:: Dataset excerpts

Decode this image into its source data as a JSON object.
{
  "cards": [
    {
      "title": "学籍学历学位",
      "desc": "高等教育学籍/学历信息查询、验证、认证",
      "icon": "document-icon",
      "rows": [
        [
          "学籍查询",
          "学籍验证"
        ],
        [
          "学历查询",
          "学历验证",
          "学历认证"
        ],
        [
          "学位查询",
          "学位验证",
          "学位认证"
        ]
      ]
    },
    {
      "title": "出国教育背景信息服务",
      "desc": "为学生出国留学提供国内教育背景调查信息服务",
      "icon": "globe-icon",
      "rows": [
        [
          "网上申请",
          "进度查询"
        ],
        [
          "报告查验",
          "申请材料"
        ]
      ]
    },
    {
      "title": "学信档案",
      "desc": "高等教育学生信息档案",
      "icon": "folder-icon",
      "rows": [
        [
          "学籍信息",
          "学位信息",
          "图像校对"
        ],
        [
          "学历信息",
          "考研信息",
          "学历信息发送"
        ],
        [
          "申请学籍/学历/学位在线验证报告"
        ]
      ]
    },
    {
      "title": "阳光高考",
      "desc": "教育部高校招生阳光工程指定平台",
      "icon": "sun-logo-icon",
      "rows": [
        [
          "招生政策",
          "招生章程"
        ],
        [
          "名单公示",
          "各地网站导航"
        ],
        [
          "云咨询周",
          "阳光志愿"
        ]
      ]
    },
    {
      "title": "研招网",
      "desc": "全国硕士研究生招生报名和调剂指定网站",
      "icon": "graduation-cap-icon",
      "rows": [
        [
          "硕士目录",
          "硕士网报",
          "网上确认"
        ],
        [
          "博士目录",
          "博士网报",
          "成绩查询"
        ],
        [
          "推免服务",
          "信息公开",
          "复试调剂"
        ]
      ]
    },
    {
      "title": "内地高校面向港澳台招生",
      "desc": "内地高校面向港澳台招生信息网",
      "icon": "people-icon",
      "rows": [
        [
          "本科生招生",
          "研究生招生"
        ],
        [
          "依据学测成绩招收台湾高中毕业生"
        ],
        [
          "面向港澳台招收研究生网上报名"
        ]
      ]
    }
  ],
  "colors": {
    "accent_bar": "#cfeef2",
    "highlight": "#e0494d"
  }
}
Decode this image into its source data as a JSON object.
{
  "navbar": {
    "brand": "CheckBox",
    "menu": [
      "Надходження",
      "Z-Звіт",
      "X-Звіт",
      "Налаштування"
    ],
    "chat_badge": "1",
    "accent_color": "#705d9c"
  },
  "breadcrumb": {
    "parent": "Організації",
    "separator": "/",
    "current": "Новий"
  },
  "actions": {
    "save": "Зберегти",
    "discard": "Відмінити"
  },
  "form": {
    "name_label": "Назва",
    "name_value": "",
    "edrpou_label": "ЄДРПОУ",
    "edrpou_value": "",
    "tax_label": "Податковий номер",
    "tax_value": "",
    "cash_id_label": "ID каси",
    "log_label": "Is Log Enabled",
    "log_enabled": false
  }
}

::::

### Challenge
Reproduce each entry exactly, leaving out nothing.

### Exercise response
Decode this image into its source data as a JSON object.
{
  "cards": [
    {
      "title": "学籍学历学位",
      "desc": "高等教育学籍/学历信息查询、验证、认证",
      "icon": "document-icon",
      "rows": [
        [
          "学籍查询",
          "学籍验证"
        ],
        [
          "学历查询",
          "学历验证",
          "学历认证"
        ],
        [
          "学位查询",
          "学位验证",
          "学位认证"
        ]
      ]
    },
    {
      "title": "出国教育背景信息服务",
      "desc": "为学生出国留学提供国内教育背景调查信息服务",
      "icon": "globe-icon",
      "rows": [
        [
          "网上申请",
          "进度查询"
        ],
        [
          "报告查验",
          "申请材料"
        ]
      ]
    },
    {
      "title": "学信档案",
      "desc": "高等教育学生信息档案",
      "icon": "folder-icon",
      "rows": [
        [
          "学籍信息",
          "学位信息",
          "图像校对"
        ],
        [
          "学历信息",
          "考研信息",
          "学历信息发送"
        ],
        [
          "申请学籍/学历/学位在线验证报告"
        ]
      ]
    },
    {
      "title": "阳光高考",
      "desc": "教育部高校招生阳光工程指定平台",
      "icon": "sun-logo-icon",
      "rows": [
        [
          "招生政策",
          "招生章程"
        ],
        [
          "名单公示",
          "各地网站导航"
        ],
        [
          "云咨询周",
          "阳光志愿"
        ]
      ]
    },
    {
      "title": "研招网",
      "desc": "全国硕士研究生招生报名和调剂指定网站",
      "icon": "graduation-cap-icon",
      "rows": [
        [
          "硕士目录",
          "硕士网报",
          "网上确认"
        ],
        [
          "博士目录",
          "博士网报",
          "成绩查询"
        ],
        [
          "推免服务",
          "信息公开",
          "复试调剂"
        ]
      ]
    },
    {
      "title": "内地高校面向港澳台招生",
      "desc": "内地高校面向港澳台招生信息网",
      "icon": "people-icon",
      "rows": [
        [
          "本科生招生",
          "研究生招生"
        ],
        [
          "依据学测成绩招收台湾高中毕业生"
        ],
        [
          "面向港澳台招收研究生网上报名"
        ]
      ]
    }
  ],
  "colors": {
    "accent_bar": "#cfeef2",
    "highlight": "#e0494d"
  }
}
Decode this image into its source data as a JSON object.
{
  "navbar": {
    "brand": "CheckBox",
    "menu": [
      "Надходження",
      "Z-Звіт",
      "X-Звіт",
      "Налаштування"
    ],
    "chat_badge": "1",
    "accent_color": "#705d9c"
  },
  "breadcrumb": {
    "parent": "Організації",
    "separator": "/",
    "current": "Новий"
  },
  "actions": {
    "save": "Зберегти",
    "discard": "Відмінити"
  },
  "form": {
    "name_label": "Назва",
    "name_value": "",
    "edrpou_label": "ЄДРПОУ",
    "edrpou_value": "",
    "tax_label": "Податковий номер",
    "tax_value": "",
    "cash_id_label": "ID каси",
    "log_label": "Is Log Enabled",
    "log_enabled": false
  }
}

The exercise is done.